Task goal
Reproduce the squeak-dev message word for word, from "On 26 January" to "of its own.".

[squeak-dev] The Inbox: Monticello-topa.585.mcz

Frank Shearar frank.shearar at gmail.com
Mon Jan 27 08:20:18 UTC 2014


On 26 January 2014 23:45, Chris Muller <asqueaker at gmail.com> wrote:
> I ask you not to put this into trunk.  I actually have recent
> experience with this exact issue.  Let me explain.
>
> So, Monticello is not the only application to have lots and lots of
> redundant String instances.  MANY applications have that.  And MC also
> has lots of redundant Date instances (one per VersionInfo), as do many
> other apps.  And sometimes lots of redundant Float instances (i.e.,
> 0.0, 1.0, and 100.0 often will have lots of instances).  So slamming
> application-specific Strings into the SymbolTable does not solve the
> overarching problem while at the same time raising several new
> (non-obvious) issues of its own.
>
> One issue relates whether the app will ever want to scale into a
> database.  When an object is retrieved from a database, that object is
> associated with a particular DB Session, by identity.  But persistent
> Symbol objects, by their nature, cannot be associated to only one
> Session, because there can only be one in the image.
>
> The Monticello application is _already_ scaled into a database, Magma.
>
> Each of my own application instances has its own SharedObjects
> container.  It's just a simple wrapper of some IdentityDictionary's,
> one for Dates, one for literals (incl. Strings).  This way, each
> object belongs in its own persistent domain, and remaining a String to
> avoid being forced to be shared across persistent domains.

Dataset content
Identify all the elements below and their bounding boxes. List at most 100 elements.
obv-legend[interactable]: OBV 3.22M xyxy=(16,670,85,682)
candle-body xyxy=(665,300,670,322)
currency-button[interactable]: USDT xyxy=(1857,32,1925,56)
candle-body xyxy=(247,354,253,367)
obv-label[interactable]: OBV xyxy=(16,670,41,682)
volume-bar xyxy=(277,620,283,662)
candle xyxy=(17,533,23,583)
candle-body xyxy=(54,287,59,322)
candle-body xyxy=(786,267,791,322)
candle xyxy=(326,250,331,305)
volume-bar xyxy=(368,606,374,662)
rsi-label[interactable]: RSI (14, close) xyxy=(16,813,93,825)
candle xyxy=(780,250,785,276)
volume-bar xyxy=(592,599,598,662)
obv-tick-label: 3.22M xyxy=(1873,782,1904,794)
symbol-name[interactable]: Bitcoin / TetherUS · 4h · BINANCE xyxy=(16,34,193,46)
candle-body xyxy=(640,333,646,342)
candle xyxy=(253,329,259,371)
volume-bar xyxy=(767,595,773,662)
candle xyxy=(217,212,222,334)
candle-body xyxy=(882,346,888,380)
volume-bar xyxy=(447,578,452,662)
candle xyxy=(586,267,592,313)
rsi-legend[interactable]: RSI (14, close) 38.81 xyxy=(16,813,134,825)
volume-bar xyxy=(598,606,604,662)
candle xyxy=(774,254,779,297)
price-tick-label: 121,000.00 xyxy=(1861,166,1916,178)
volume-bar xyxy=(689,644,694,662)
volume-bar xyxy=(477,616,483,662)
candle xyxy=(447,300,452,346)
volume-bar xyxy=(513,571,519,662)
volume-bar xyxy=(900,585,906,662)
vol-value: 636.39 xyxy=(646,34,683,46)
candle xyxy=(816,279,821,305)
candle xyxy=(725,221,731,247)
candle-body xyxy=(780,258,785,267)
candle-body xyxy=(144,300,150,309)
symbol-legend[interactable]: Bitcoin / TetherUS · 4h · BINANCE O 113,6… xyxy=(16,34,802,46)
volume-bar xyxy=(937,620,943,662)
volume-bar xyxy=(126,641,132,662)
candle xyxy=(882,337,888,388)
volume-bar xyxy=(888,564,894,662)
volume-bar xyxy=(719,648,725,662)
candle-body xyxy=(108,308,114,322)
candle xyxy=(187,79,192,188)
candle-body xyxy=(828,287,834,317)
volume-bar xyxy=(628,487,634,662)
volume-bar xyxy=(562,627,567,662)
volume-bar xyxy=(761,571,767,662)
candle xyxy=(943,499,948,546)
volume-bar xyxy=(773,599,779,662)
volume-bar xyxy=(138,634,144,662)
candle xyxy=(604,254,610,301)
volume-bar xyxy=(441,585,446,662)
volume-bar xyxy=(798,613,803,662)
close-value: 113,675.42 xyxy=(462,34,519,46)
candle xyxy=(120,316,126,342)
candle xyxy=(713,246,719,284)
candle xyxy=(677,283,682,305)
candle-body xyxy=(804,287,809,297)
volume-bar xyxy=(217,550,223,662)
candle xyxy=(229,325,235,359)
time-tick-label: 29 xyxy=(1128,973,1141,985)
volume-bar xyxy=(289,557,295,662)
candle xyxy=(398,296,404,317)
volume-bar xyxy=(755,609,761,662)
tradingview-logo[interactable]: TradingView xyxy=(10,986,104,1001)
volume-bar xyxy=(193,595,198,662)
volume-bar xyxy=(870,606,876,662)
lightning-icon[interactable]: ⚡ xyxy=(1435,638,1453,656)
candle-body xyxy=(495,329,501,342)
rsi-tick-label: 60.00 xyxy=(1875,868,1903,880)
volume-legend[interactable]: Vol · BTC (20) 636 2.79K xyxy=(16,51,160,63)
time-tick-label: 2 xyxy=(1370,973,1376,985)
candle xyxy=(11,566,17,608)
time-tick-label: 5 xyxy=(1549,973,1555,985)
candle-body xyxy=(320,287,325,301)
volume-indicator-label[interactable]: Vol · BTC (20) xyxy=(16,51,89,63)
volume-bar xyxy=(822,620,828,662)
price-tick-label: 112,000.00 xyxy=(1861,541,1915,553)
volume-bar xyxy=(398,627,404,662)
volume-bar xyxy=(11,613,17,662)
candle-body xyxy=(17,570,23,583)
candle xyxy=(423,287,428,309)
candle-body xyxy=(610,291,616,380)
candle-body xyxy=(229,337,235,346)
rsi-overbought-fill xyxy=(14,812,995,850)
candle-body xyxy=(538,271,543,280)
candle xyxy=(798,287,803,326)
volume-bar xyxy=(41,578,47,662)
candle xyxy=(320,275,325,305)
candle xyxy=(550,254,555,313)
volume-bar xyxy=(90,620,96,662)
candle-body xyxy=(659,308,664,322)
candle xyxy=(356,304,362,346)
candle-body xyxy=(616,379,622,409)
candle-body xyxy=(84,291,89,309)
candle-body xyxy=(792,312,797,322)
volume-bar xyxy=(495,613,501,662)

Output of the task
On 26 January 2014 23:45, Chris Muller <asqueaker at gmail.com> wrote:
> I ask you not to put this into trunk.  I actually have recent
> experience with this exact issue.  Let me explain.
>
> So, Monticello is not the only application to have lots and lots of
> redundant String instances.  MANY applications have that.  And MC also
> has lots of redundant Date instances (one per VersionInfo), as do many
> other apps.  And sometimes lots of redundant Float instances (i.e.,
> 0.0, 1.0, and 100.0 often will have lots of instances).  So slamming
> application-specific Strings into the SymbolTable does not solve the
> overarching problem while at the same time raising several new
> (non-obvious) issues of its own.